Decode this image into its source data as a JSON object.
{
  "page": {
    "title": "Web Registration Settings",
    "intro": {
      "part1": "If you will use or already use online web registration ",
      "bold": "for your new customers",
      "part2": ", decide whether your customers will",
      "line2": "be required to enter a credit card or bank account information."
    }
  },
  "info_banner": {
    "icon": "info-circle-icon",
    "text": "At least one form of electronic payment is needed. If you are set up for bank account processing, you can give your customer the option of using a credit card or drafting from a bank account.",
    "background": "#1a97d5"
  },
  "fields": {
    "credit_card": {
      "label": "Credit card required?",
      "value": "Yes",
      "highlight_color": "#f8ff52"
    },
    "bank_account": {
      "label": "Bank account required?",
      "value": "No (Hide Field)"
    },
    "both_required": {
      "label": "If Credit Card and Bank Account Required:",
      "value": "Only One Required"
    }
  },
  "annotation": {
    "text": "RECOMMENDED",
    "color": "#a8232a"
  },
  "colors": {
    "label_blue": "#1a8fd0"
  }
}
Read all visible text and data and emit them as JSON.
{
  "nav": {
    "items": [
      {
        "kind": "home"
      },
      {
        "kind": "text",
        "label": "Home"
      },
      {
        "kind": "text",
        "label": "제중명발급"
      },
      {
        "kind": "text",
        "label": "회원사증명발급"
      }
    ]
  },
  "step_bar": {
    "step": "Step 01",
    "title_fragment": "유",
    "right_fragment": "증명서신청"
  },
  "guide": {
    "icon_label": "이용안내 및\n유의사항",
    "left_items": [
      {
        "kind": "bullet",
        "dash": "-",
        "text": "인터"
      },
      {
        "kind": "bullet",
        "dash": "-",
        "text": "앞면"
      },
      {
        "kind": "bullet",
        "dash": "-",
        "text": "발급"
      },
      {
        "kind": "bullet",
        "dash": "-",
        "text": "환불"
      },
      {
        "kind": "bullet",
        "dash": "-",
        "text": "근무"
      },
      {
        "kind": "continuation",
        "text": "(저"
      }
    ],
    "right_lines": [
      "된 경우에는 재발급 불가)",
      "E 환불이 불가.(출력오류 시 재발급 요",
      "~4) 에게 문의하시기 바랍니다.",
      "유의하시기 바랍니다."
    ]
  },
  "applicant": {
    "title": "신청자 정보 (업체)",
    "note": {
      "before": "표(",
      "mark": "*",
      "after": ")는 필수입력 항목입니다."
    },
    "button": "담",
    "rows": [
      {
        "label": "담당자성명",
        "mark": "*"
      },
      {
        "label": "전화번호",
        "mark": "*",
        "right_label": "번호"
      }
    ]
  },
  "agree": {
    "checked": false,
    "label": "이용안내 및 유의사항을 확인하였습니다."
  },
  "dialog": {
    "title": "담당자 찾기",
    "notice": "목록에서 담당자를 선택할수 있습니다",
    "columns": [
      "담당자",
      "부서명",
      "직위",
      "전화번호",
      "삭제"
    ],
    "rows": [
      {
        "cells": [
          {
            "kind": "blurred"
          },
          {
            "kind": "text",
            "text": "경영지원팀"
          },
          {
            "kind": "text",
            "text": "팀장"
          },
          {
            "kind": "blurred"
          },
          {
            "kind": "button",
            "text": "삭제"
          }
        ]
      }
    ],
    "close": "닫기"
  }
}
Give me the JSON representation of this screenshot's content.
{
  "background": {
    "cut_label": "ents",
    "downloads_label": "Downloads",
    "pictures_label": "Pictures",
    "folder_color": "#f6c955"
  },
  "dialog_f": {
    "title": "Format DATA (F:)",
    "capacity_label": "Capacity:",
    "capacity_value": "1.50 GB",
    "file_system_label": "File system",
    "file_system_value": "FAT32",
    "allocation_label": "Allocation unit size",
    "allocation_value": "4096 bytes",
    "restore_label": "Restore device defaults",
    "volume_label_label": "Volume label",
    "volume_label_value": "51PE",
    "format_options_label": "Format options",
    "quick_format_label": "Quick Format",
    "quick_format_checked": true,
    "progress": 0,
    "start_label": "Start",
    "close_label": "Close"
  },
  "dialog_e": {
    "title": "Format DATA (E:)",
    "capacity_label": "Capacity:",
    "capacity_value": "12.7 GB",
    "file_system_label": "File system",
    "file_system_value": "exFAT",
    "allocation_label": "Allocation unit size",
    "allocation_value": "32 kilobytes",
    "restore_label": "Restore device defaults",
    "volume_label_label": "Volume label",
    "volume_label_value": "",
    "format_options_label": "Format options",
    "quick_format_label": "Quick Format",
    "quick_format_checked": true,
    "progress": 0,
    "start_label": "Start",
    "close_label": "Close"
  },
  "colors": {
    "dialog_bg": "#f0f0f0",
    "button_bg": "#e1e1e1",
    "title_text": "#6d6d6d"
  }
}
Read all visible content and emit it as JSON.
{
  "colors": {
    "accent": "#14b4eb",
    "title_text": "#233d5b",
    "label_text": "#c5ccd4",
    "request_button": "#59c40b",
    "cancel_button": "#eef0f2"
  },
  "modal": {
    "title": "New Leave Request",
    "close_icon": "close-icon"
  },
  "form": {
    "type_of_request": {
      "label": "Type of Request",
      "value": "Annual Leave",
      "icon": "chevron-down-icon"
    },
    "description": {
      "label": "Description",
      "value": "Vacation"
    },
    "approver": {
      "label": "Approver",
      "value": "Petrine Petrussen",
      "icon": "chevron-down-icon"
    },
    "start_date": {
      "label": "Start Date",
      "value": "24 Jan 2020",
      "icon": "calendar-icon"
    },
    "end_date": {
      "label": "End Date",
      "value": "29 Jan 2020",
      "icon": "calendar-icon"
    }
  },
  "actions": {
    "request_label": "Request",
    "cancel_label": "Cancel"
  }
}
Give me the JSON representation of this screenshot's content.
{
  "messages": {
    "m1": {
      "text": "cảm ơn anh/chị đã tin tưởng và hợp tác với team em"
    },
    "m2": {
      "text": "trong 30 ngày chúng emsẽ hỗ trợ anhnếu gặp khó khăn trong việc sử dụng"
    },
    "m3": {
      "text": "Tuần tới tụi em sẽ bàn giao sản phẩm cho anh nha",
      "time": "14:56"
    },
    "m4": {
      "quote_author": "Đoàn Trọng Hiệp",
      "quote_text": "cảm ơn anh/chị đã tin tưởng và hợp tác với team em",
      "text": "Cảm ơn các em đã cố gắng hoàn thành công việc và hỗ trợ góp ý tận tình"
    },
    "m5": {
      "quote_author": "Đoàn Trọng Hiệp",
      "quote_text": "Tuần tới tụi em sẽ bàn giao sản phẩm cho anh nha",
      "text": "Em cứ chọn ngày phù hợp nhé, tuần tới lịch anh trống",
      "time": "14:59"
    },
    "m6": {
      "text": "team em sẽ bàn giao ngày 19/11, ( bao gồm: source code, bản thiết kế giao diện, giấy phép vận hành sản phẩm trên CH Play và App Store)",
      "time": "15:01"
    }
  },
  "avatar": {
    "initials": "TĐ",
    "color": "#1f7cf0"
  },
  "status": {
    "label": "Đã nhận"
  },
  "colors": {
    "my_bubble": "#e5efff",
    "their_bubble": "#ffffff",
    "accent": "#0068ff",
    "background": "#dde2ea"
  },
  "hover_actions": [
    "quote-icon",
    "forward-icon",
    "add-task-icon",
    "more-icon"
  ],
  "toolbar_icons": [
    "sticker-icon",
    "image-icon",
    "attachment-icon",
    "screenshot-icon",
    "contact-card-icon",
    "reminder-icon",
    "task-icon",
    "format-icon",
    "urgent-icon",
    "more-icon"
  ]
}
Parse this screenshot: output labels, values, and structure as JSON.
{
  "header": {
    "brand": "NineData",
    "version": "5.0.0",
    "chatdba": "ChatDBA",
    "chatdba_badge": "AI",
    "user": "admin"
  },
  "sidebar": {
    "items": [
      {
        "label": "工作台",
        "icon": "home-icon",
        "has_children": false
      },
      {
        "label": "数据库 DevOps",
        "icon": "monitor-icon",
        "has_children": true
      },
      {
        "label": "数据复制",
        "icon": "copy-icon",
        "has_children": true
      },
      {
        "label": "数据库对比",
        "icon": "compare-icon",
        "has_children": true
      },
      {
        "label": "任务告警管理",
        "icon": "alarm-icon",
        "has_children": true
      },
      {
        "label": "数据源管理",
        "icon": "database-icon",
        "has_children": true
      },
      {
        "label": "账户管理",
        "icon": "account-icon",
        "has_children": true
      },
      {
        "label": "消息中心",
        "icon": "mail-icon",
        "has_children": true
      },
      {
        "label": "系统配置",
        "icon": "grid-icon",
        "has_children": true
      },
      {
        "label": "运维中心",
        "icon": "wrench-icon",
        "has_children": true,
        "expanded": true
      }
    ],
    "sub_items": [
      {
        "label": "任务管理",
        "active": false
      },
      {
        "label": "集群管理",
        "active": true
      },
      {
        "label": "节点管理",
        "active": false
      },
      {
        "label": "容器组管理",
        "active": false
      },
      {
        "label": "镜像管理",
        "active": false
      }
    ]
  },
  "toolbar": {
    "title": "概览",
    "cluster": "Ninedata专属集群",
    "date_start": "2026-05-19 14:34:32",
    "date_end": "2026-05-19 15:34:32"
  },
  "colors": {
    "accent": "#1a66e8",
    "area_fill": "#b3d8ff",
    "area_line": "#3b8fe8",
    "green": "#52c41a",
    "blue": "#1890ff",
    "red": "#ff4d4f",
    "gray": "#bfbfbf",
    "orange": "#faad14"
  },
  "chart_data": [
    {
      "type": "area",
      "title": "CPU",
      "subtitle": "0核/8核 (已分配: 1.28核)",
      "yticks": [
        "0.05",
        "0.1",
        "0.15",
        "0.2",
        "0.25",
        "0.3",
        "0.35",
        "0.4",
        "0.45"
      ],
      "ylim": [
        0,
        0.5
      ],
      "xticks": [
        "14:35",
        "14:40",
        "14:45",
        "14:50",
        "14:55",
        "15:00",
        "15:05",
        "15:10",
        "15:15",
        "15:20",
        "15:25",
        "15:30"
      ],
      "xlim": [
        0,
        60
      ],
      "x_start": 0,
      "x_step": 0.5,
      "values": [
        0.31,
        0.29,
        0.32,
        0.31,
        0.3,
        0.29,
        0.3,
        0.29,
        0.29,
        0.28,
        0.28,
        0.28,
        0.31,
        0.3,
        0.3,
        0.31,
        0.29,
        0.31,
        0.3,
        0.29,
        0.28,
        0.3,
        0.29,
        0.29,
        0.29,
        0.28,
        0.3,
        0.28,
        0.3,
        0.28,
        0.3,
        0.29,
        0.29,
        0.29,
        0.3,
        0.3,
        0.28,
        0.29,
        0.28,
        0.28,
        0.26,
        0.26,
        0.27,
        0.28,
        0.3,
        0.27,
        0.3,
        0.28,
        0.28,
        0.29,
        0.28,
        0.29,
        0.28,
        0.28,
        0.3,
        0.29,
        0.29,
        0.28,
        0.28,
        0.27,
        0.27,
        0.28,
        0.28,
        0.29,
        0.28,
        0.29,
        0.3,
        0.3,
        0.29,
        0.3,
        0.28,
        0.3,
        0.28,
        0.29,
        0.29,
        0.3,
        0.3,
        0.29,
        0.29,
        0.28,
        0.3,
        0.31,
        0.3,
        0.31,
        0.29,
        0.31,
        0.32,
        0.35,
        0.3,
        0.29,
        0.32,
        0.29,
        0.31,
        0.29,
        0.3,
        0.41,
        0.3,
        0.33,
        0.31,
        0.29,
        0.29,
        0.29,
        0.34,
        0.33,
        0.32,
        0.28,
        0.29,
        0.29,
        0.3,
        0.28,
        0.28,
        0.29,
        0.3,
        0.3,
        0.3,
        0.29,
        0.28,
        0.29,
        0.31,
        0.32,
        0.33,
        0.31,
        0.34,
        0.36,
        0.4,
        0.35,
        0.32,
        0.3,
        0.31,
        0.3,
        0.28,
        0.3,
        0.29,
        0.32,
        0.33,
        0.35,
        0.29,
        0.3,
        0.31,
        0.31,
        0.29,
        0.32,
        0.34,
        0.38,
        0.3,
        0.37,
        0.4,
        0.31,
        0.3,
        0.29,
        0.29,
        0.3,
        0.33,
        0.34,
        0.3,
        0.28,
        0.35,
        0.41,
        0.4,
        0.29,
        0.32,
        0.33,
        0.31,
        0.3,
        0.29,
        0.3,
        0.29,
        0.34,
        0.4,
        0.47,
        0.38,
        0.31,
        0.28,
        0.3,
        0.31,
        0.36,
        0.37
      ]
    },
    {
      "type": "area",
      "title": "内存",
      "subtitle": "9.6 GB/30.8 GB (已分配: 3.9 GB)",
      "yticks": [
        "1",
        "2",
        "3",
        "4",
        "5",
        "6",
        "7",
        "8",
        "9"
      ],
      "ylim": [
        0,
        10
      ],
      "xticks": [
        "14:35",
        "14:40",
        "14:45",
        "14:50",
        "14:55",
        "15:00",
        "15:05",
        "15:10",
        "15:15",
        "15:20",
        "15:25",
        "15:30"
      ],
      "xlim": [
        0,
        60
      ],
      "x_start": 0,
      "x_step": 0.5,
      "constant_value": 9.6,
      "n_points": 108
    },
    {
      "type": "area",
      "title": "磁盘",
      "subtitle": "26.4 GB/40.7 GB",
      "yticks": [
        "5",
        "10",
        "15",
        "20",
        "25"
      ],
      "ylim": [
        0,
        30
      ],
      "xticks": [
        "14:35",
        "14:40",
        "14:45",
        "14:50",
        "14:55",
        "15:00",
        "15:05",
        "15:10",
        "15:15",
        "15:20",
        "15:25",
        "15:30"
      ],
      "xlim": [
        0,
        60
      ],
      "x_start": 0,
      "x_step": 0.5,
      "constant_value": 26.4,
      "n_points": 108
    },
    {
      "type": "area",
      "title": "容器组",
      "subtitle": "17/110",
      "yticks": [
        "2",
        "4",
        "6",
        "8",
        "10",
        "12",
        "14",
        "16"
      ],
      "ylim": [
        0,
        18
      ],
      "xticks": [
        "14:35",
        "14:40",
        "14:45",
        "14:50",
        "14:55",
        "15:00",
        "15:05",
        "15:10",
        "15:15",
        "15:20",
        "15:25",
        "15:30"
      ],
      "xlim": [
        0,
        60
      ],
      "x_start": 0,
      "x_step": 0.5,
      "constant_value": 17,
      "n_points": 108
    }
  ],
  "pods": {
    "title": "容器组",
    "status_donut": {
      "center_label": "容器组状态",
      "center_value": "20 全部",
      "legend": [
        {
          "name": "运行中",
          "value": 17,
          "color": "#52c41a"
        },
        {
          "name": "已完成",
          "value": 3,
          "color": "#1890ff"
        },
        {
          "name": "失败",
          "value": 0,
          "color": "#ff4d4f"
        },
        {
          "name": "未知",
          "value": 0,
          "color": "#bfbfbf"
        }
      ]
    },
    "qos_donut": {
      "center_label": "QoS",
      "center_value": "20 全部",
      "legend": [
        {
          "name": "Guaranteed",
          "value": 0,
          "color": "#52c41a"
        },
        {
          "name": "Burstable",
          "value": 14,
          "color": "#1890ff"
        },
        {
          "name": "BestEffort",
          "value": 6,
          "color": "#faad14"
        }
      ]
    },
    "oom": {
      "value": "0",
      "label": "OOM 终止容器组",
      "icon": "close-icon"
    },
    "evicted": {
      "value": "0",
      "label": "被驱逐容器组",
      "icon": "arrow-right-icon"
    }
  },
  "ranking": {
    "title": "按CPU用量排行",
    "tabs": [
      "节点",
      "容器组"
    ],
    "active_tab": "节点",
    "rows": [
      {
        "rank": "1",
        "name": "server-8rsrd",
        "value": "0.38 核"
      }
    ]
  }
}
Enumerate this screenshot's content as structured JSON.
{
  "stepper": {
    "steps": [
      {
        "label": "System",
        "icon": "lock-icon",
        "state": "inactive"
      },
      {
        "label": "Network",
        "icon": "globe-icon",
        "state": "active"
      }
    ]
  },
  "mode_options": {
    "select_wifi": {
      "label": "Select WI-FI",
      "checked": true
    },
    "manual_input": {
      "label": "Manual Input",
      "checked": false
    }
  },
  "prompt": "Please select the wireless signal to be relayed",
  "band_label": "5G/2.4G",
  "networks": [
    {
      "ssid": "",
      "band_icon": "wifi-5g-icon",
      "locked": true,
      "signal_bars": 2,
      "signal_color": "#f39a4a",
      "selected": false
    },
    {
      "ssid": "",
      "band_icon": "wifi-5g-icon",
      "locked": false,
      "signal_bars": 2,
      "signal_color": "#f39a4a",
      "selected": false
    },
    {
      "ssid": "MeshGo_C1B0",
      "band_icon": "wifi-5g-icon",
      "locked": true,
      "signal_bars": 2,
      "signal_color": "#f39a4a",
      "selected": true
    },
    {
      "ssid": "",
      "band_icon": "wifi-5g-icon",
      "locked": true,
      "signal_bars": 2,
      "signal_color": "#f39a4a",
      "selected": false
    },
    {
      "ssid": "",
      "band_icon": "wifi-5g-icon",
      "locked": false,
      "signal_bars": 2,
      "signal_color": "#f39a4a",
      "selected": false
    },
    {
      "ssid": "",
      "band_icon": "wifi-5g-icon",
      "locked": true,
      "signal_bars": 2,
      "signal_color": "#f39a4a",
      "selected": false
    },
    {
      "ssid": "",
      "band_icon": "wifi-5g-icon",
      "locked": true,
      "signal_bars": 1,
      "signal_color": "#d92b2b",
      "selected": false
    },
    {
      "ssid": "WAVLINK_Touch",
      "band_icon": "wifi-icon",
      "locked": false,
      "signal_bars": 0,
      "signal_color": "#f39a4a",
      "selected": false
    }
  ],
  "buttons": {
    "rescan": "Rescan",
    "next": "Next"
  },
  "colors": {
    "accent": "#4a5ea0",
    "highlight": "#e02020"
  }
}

#### Problem description
In the data above, tally the lines holding "JSON" and answer with the figure only.

#### The reply
7